Directions for this task
Where a line of the listing below includes the word "JSON", reproduce that line.

Material for this exercise

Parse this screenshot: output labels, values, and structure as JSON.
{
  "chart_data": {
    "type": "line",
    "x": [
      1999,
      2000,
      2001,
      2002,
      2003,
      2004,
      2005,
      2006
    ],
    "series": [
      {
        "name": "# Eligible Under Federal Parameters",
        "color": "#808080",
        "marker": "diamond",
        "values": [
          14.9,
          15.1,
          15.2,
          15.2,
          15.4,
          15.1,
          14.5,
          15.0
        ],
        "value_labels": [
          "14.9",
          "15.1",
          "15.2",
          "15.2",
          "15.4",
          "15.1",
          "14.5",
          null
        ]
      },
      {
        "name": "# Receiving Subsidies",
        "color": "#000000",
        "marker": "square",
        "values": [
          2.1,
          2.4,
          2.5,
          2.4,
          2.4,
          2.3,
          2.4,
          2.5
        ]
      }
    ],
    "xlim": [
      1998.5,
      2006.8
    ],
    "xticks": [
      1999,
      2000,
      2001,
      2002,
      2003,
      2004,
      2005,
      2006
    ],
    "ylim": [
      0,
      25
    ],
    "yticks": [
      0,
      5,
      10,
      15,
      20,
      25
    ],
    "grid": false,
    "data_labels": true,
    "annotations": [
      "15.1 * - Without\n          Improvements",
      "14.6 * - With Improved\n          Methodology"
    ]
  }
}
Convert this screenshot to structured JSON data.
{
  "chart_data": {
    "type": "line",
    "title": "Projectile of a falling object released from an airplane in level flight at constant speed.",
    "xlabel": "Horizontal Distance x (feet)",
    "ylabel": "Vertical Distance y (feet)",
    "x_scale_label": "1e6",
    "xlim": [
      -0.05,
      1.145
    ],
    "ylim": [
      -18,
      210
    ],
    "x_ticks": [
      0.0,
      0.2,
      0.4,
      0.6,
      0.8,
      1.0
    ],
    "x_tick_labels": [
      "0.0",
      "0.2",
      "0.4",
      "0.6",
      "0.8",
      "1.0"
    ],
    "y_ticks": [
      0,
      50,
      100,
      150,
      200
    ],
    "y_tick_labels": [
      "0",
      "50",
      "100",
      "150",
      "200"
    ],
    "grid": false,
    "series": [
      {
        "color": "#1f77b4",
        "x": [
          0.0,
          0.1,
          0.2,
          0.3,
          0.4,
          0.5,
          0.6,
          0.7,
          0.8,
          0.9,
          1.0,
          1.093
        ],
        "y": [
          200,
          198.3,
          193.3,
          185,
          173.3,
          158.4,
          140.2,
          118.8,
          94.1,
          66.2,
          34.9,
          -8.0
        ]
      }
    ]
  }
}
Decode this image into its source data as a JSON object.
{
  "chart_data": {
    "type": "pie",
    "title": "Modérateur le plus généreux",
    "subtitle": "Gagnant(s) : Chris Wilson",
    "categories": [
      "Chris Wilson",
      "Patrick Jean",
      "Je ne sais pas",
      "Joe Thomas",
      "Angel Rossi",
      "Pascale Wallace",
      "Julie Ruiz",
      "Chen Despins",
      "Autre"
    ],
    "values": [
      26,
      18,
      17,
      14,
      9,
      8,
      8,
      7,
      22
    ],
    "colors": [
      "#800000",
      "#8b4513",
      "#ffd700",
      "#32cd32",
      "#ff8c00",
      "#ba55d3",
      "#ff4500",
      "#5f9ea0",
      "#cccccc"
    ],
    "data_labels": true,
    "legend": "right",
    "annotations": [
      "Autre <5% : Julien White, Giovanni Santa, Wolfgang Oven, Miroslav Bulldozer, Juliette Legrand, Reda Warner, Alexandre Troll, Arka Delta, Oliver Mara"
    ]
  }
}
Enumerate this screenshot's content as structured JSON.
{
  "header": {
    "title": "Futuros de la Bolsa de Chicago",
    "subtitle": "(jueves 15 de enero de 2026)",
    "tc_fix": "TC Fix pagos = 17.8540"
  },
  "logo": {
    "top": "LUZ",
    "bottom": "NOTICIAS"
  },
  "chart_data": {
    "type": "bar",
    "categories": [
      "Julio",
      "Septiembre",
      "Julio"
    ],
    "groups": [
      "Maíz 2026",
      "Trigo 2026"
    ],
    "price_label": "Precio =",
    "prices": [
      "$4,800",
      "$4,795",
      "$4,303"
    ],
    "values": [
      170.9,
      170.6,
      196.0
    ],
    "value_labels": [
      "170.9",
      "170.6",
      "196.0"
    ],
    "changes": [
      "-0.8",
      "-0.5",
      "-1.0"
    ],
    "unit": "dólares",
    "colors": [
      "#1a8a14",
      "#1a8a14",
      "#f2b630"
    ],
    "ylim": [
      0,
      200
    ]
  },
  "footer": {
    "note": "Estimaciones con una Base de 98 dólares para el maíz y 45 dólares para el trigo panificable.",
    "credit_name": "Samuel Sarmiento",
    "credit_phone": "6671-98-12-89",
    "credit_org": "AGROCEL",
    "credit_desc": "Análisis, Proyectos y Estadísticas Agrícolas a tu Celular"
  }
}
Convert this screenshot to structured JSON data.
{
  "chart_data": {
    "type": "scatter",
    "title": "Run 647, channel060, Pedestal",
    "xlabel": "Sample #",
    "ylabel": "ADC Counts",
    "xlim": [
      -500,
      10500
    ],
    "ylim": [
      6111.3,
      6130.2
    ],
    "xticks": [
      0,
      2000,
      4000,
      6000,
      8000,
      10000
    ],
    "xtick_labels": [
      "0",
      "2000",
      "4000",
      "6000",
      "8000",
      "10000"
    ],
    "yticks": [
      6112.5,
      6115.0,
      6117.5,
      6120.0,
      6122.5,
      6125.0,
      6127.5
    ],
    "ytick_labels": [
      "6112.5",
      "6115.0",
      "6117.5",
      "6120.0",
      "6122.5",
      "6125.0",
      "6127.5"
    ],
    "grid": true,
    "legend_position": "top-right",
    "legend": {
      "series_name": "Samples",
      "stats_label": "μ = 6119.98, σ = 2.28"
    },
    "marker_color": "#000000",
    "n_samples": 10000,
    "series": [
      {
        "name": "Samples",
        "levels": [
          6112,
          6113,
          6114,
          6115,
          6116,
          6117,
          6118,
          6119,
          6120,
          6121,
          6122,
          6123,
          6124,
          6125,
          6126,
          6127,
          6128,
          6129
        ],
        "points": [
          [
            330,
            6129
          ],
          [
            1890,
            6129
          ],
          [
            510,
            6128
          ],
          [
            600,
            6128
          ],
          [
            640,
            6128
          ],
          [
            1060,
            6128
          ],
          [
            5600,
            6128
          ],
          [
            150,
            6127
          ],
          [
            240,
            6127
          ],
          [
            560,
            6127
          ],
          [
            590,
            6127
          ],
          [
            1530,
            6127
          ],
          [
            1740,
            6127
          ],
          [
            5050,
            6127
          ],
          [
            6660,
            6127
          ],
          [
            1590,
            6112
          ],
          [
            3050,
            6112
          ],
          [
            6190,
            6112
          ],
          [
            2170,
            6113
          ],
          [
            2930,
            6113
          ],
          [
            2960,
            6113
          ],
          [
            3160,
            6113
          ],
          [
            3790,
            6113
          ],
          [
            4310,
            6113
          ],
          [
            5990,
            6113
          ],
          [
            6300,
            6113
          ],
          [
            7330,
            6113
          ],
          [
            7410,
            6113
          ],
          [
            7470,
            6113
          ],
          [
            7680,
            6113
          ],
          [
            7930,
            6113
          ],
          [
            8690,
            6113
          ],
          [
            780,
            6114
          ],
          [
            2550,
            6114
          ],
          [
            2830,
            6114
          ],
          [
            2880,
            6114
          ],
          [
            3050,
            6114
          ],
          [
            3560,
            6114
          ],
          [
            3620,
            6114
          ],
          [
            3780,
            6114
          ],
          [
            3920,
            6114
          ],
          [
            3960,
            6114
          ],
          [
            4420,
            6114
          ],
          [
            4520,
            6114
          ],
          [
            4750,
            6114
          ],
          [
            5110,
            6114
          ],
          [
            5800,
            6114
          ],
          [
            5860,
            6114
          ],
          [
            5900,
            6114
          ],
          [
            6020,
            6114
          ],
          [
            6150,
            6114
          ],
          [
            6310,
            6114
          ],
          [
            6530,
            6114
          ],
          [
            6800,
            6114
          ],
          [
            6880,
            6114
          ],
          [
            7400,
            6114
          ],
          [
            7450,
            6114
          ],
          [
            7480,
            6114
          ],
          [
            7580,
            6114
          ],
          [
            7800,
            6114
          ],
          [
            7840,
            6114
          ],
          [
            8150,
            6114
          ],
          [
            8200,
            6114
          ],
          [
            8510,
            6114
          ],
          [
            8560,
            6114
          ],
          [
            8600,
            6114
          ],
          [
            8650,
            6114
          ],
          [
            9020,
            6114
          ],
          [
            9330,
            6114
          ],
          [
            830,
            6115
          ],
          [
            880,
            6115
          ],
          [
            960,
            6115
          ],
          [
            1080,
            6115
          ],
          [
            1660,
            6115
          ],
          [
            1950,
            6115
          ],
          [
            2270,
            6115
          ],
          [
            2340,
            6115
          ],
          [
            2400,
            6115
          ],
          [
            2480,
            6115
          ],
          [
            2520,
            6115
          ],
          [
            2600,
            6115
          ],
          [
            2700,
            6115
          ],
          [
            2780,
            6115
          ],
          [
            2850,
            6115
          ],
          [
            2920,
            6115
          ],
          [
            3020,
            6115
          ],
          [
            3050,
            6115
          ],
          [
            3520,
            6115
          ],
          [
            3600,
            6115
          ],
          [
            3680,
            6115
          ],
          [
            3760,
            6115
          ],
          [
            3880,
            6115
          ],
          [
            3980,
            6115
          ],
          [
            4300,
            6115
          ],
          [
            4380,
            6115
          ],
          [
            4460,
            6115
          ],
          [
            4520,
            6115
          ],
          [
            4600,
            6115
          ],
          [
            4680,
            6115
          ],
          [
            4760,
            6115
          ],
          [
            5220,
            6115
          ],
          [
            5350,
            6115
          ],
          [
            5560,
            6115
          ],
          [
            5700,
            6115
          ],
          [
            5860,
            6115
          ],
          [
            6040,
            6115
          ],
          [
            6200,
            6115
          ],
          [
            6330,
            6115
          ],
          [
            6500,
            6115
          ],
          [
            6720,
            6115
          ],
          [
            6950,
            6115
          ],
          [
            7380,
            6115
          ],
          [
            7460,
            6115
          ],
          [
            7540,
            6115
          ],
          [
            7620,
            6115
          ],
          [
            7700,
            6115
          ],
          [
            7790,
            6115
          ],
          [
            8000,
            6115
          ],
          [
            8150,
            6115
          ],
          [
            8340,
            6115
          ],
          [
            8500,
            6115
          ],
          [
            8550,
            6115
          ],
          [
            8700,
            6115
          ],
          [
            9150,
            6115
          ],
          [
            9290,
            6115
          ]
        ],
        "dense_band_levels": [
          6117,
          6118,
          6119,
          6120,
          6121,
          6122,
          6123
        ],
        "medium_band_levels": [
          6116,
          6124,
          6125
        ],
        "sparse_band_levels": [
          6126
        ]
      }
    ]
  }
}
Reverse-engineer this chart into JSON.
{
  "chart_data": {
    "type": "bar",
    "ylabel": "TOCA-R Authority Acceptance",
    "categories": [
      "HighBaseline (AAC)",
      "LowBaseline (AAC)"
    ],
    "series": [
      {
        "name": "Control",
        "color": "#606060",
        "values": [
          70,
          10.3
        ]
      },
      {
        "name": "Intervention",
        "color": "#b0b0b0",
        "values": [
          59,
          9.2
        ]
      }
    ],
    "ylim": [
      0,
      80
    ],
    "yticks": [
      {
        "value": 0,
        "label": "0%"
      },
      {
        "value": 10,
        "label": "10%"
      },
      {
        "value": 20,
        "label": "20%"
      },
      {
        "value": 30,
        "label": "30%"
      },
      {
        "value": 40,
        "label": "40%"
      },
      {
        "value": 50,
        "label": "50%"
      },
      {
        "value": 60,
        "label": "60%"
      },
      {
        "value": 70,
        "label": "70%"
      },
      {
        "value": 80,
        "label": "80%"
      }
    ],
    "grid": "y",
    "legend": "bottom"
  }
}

Task response
Parse this screenshot: output labels, values, and structure as JSON.
Convert this screenshot to structured JSON data.
Decode this image into its source data as a JSON object.
Enumerate this screenshot's content as structured JSON.
Convert this screenshot to structured JSON data.
Reverse-engineer this chart into JSON.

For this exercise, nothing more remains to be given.